Copy each line of the entries beneath that contains the word "from".

Supplied entries:
────────────────

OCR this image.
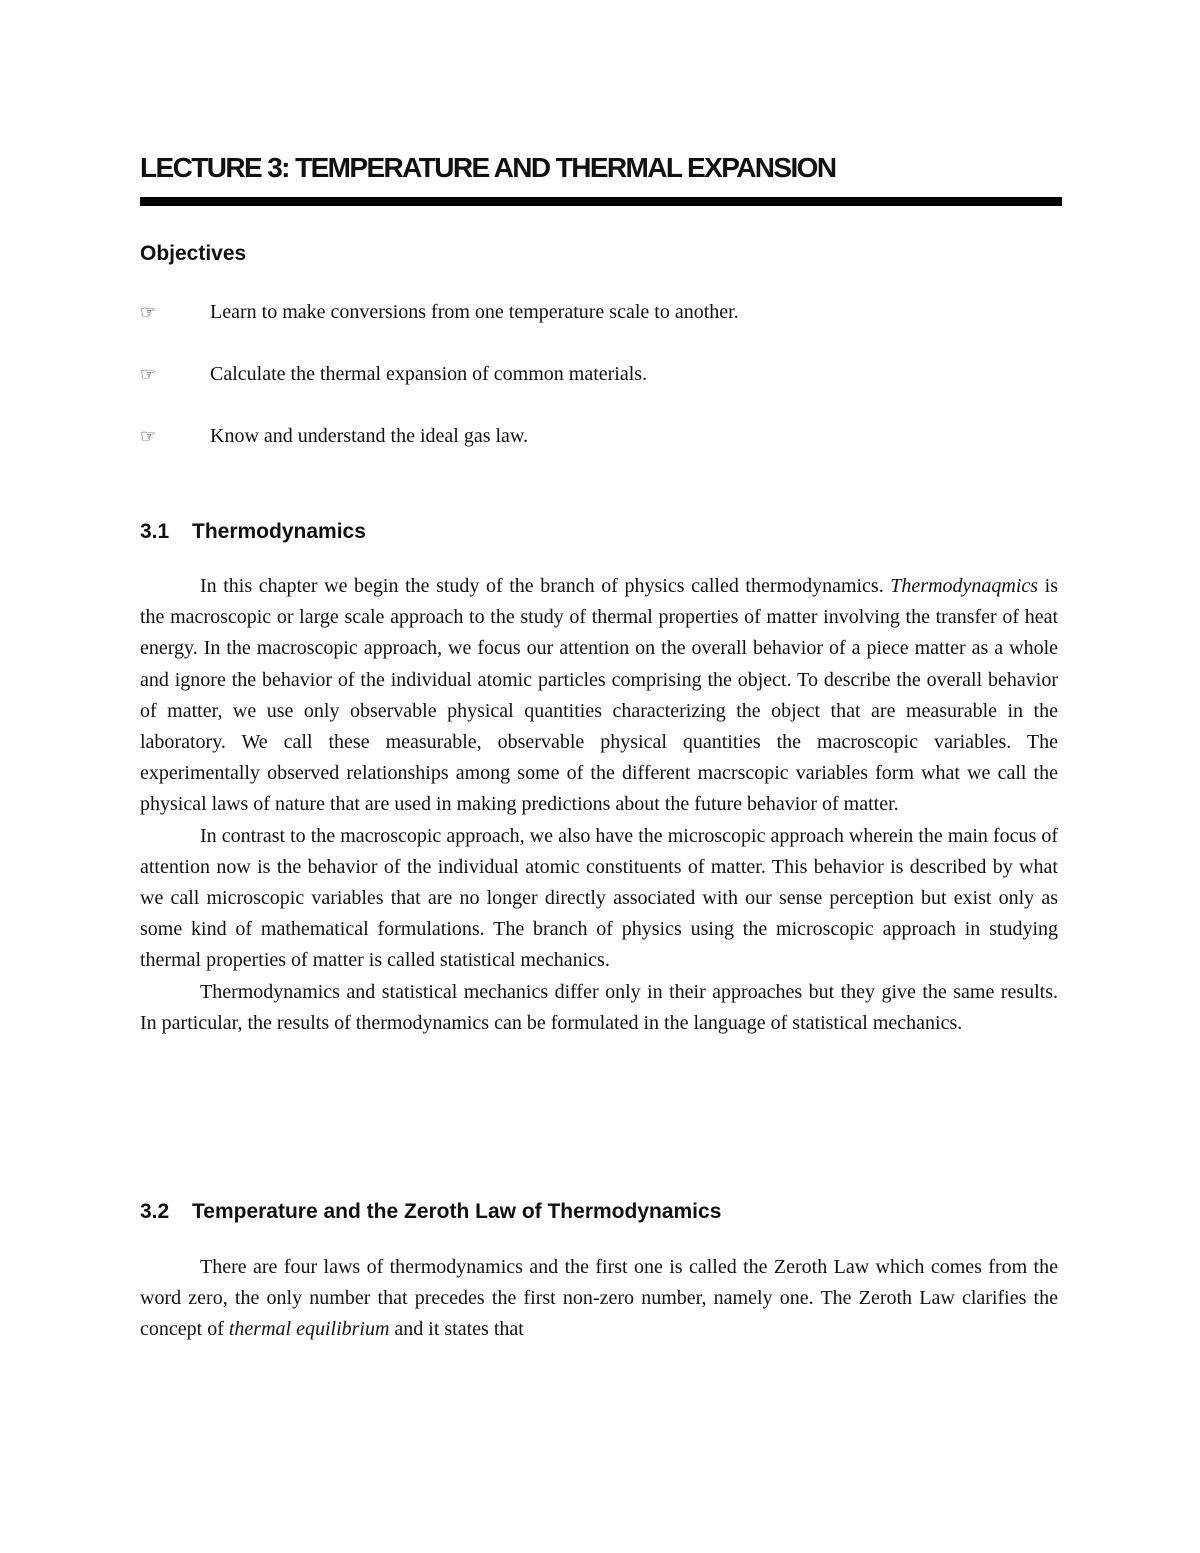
LECTURE 3: TEMPERATURE AND THERMAL EXPANSION
Objectives
☞	Learn to make conversions from one temperature scale to another.
☞	Calculate the thermal expansion of common materials.
☞	Know and understand the ideal gas law.
3.1 Thermodynamics

In this chapter we begin the study of the branch of physics called thermodynamics. Thermodynaqmics is the macroscopic or large scale approach to the study of thermal properties of matter involving the transfer of heat energy. In the macroscopic approach, we focus our attention on the overall behavior of a piece matter as a whole and ignore the behavior of the individual atomic particles comprising the object. To describe the overall behavior of matter, we use only observable physical quantities characterizing the object that are measurable in the laboratory. We call these measurable, observable physical quantities the macroscopic variables. The experimentally observed relationships among some of the different macrscopic variables form what we call the physical laws of nature that are used in making predictions about the future behavior of matter.

In contrast to the macroscopic approach, we also have the microscopic approach wherein the main focus of attention now is the behavior of the individual atomic constituents of matter. This behavior is described by what we call microscopic variables that are no longer directly associated with our sense perception but exist only as some kind of mathematical formulations. The branch of physics using the microscopic approach in studying thermal properties of matter is called statistical mechanics.

Thermodynamics and statistical mechanics differ only in their approaches but they give the same results. In particular, the results of thermodynamics can be formulated in the language of statistical mechanics.

3.2 Temperature and the Zeroth Law of Thermodynamics

There are four laws of thermodynamics and the first one is called the Zeroth Law which comes from the word zero, the only number that precedes the first non-zero number, namely one. The Zeroth Law clarifies the concept of thermal equilibrium and it states that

────────────────

Answer for this exercise:
☞	Learn to make conversions from one temperature scale to another.
There are four laws of thermodynamics and the first one is called the Zeroth Law which comes from the word zero, the only number that precedes the first non-zero number, namely one. The Zeroth Law clarifies the concept of thermal equilibrium and it states that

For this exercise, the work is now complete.